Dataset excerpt

• • • • •

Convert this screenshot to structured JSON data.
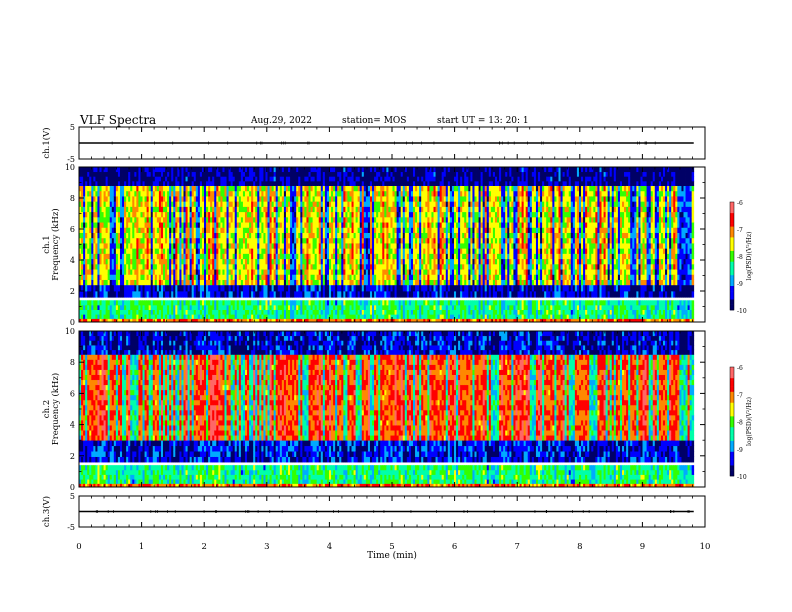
{
  "header": {
    "title": "VLF Spectra",
    "date": "Aug.29, 2022",
    "station": "station= MOS",
    "start": "start  UT  =    13: 20: 1"
  },
  "colors": {
    "spectrogram_scale": [
      "#000066",
      "#0000ff",
      "#00aaff",
      "#00ffaa",
      "#33ff00",
      "#ffff00",
      "#ff8800",
      "#ff0000",
      "#ff6666",
      "#ffffff"
    ]
  },
  "chart_data": [
    {
      "type": "line",
      "panel": "ch1-waveform",
      "ylabel": "ch.1(V)",
      "yticks": [
        "5",
        "-5"
      ],
      "ylim": [
        -5,
        5
      ],
      "series": [
        {
          "x": [
            0,
            9.82
          ],
          "y": [
            0,
            0
          ]
        }
      ]
    },
    {
      "type": "heatmap",
      "panel": "ch1-spectrogram",
      "ylabel": "ch.1\nFrequency (kHz)",
      "ylabel_line1": "ch.1",
      "ylabel_line2": "Frequency (kHz)",
      "yticks": [
        "0",
        "2",
        "4",
        "6",
        "8",
        "10"
      ],
      "ylim": [
        0,
        10
      ],
      "xlim": [
        0,
        9.82
      ],
      "colorbar": {
        "label": "log(PSD)(V²/Hz)",
        "ticks": [
          "-6",
          "-7",
          "-8",
          "-9",
          "-10"
        ],
        "range": [
          -10,
          -6
        ]
      },
      "bands_kHz": [
        [
          0.2,
          1.4
        ],
        [
          1.6,
          2.4
        ],
        [
          2.4,
          8.8
        ],
        [
          8.8,
          10
        ]
      ],
      "band_level": [
        -8.2,
        -9.4,
        -7.6,
        -9.6
      ]
    },
    {
      "type": "heatmap",
      "panel": "ch2-spectrogram",
      "ylabel": "ch.2\nFrequency (kHz)",
      "ylabel_line1": "ch.2",
      "ylabel_line2": "Frequency (kHz)",
      "yticks": [
        "0",
        "2",
        "4",
        "6",
        "8",
        "10"
      ],
      "ylim": [
        0,
        10
      ],
      "xlim": [
        0,
        9.82
      ],
      "colorbar": {
        "label": "log(PSD)(V²/Hz)",
        "ticks": [
          "-6",
          "-7",
          "-8",
          "-9",
          "-10"
        ],
        "range": [
          -10,
          -6
        ]
      },
      "bands_kHz": [
        [
          0.2,
          1.4
        ],
        [
          1.6,
          3.0
        ],
        [
          3.0,
          8.5
        ],
        [
          8.5,
          10
        ]
      ],
      "band_level": [
        -8.2,
        -9.3,
        -6.9,
        -9.4
      ]
    },
    {
      "type": "line",
      "panel": "ch3-waveform",
      "ylabel": "ch.3(V)",
      "yticks": [
        "5",
        "-5"
      ],
      "ylim": [
        -5,
        5
      ],
      "series": [
        {
          "x": [
            0,
            9.82
          ],
          "y": [
            0,
            0
          ]
        }
      ]
    }
  ],
  "xaxis": {
    "label": "Time  (min)",
    "ticks": [
      "0",
      "1",
      "2",
      "3",
      "4",
      "5",
      "6",
      "7",
      "8",
      "9",
      "10"
    ],
    "range": [
      0,
      10
    ]
  }
}
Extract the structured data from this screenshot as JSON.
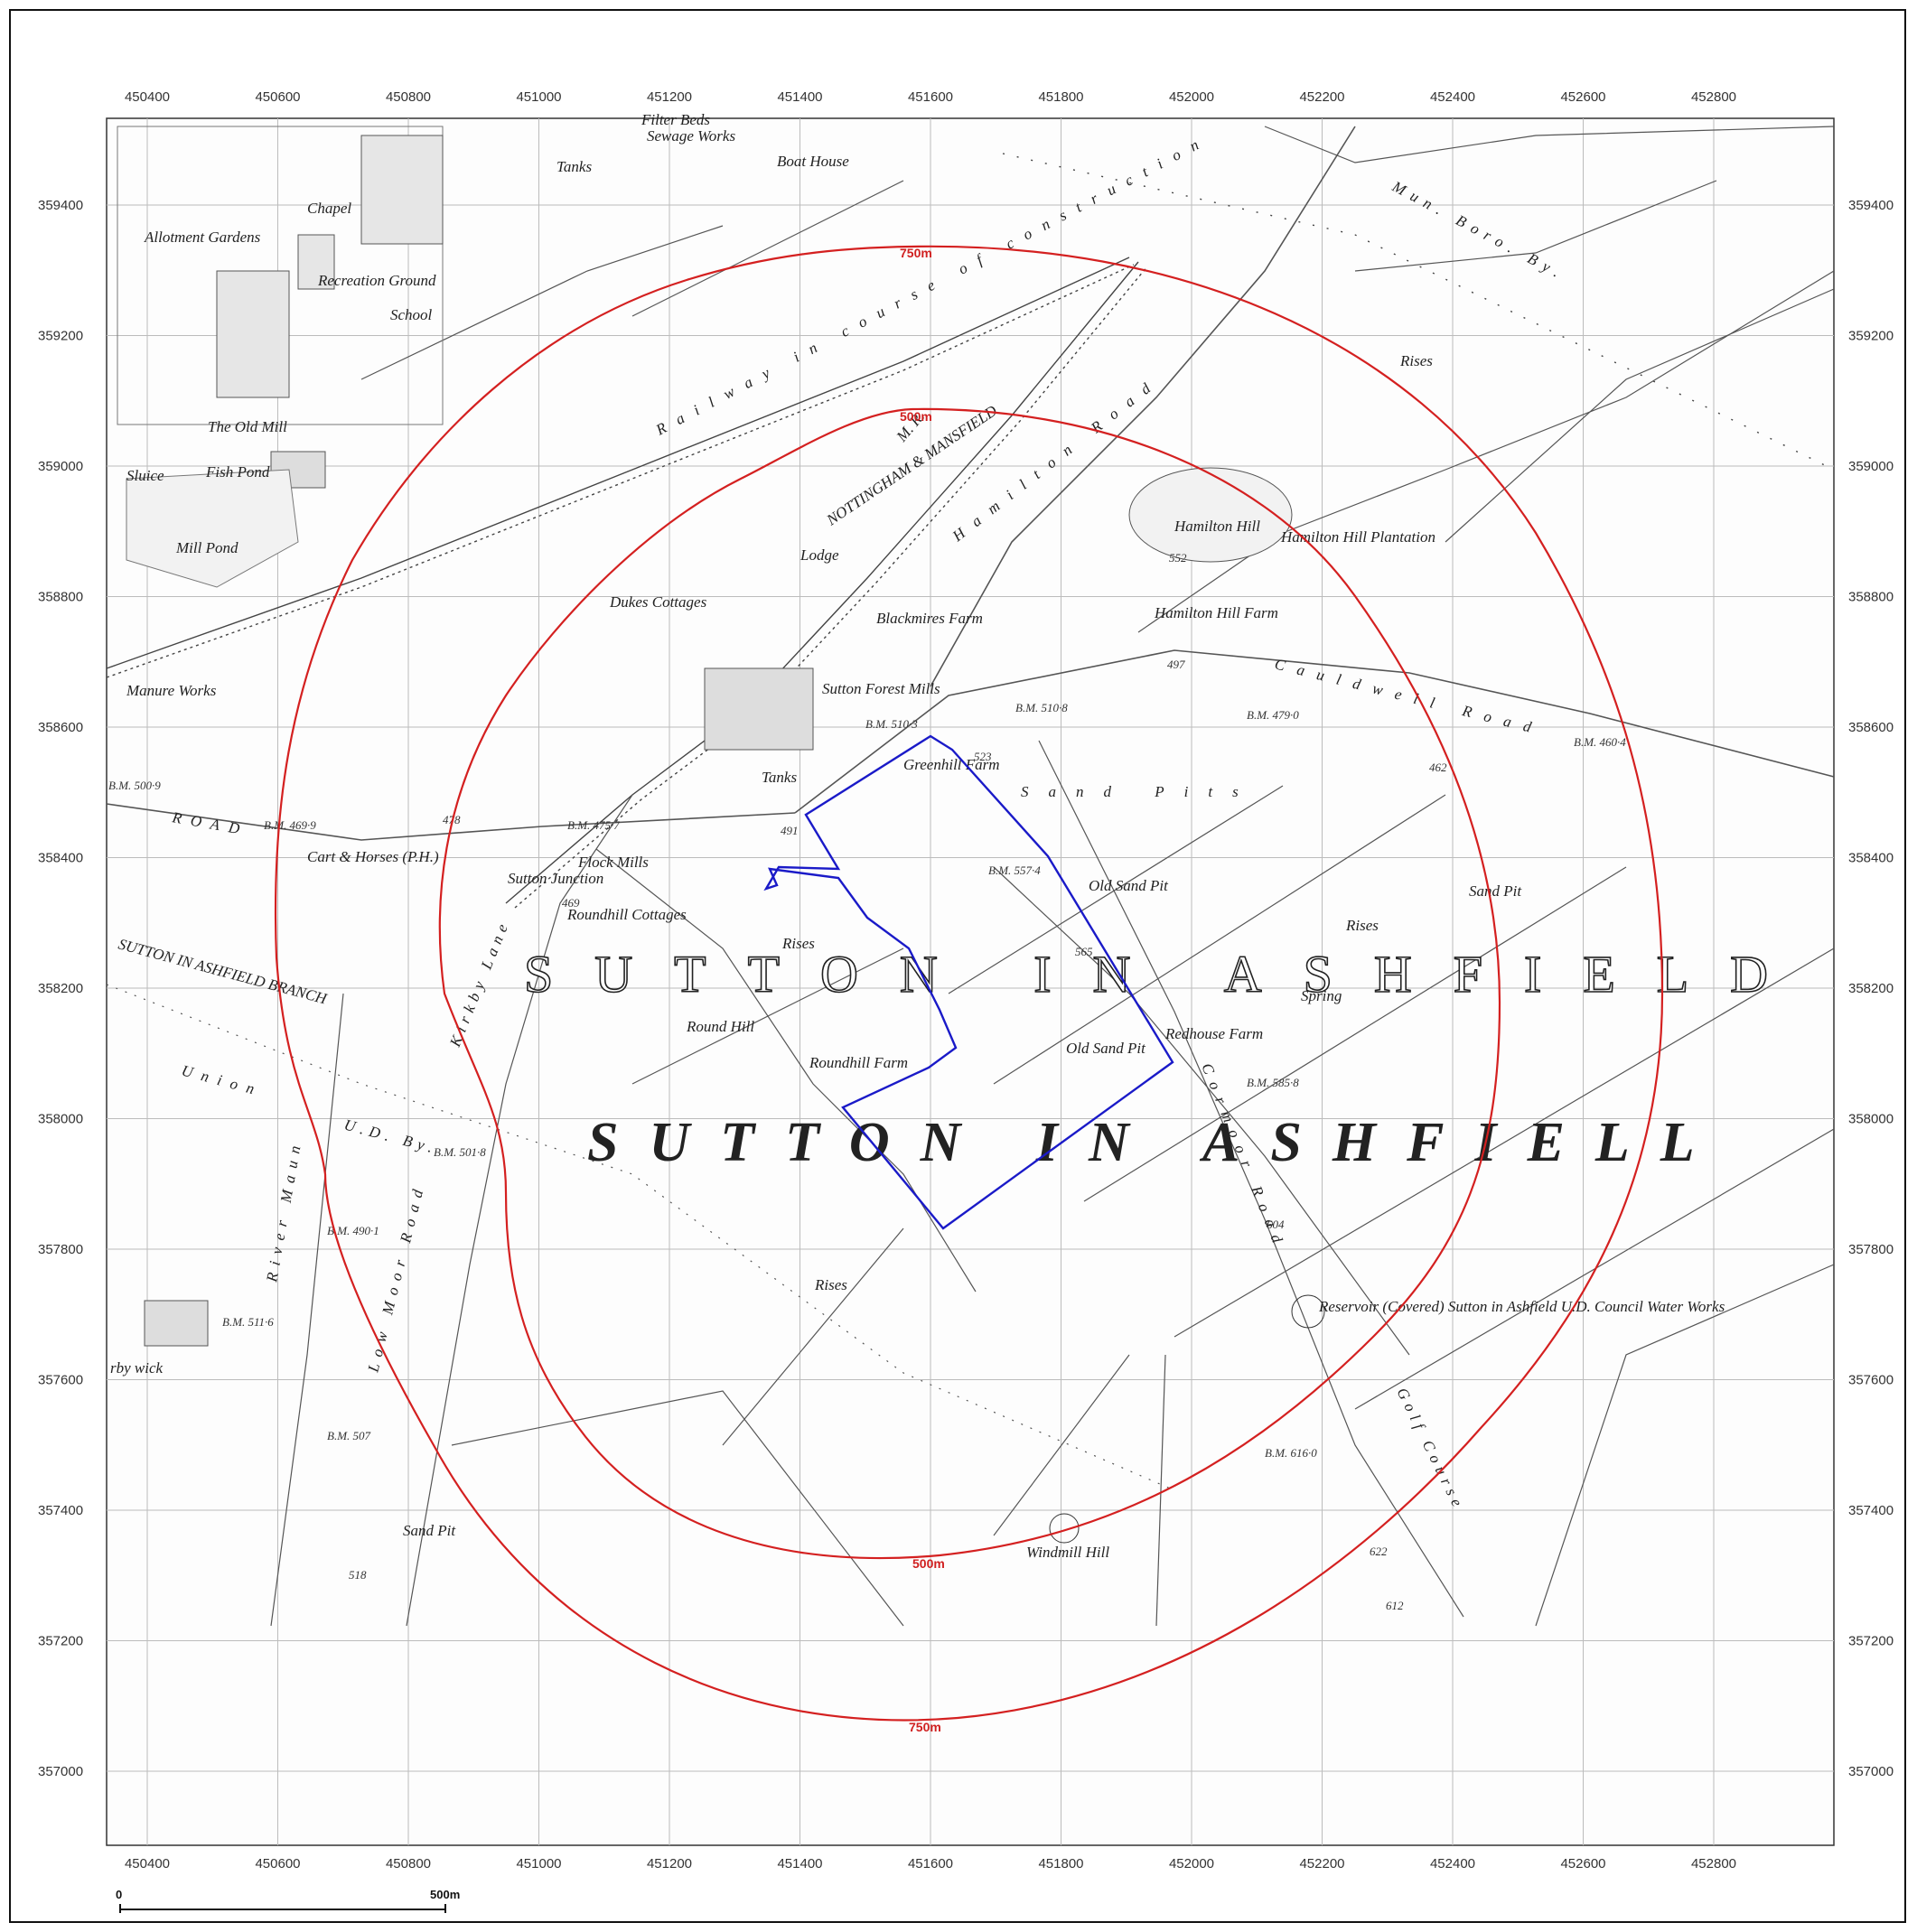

• • • • •

■ STATED TASK ■
Find each line holding "JSON". Copy it out.

■ FINAL RESULT ■
Convert this screenshot to structured JSON data.
Extract the structured data from this screenshot as JSON.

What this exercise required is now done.